(Stored data)
--------------------
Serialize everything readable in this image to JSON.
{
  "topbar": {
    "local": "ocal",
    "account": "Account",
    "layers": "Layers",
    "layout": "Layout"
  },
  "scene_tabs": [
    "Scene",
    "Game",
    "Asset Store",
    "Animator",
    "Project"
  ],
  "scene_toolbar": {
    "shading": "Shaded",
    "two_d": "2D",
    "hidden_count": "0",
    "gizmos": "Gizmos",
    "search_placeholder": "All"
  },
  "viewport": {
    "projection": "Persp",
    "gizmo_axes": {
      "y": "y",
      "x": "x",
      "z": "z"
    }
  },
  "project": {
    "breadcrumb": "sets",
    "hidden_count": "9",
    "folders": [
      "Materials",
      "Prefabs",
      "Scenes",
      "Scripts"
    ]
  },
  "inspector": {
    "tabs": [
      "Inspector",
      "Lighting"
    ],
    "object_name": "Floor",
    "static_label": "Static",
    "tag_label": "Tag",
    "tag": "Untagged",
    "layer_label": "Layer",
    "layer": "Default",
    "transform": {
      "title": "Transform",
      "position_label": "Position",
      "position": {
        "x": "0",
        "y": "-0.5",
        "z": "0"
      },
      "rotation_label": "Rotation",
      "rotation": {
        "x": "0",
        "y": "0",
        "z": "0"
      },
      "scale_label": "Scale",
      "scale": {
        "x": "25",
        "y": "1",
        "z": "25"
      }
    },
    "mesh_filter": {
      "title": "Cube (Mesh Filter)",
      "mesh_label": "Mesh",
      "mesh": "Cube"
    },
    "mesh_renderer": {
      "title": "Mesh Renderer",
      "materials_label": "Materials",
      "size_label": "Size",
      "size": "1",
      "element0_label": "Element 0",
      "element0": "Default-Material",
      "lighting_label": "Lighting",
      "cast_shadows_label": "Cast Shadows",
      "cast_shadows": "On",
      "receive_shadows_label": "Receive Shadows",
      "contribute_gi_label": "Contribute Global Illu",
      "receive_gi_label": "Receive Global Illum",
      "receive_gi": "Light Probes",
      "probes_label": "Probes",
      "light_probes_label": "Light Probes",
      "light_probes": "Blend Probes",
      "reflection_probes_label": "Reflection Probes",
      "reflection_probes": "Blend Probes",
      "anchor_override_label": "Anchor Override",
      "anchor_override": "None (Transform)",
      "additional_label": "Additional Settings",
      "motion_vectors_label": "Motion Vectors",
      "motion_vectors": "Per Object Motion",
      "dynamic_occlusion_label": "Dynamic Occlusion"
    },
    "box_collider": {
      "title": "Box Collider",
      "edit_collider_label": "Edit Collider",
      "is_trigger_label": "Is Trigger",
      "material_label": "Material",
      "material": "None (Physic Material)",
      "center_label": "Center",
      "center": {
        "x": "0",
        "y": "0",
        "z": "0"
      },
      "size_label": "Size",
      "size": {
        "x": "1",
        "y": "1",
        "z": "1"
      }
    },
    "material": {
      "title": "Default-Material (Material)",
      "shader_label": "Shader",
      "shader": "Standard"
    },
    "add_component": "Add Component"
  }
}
--------------------
# GIVEN INSTRUCTION:
What is the number of lines in the listing above that contain the string "Default"? Give only the number.

# RESULT OF THE TASK:
3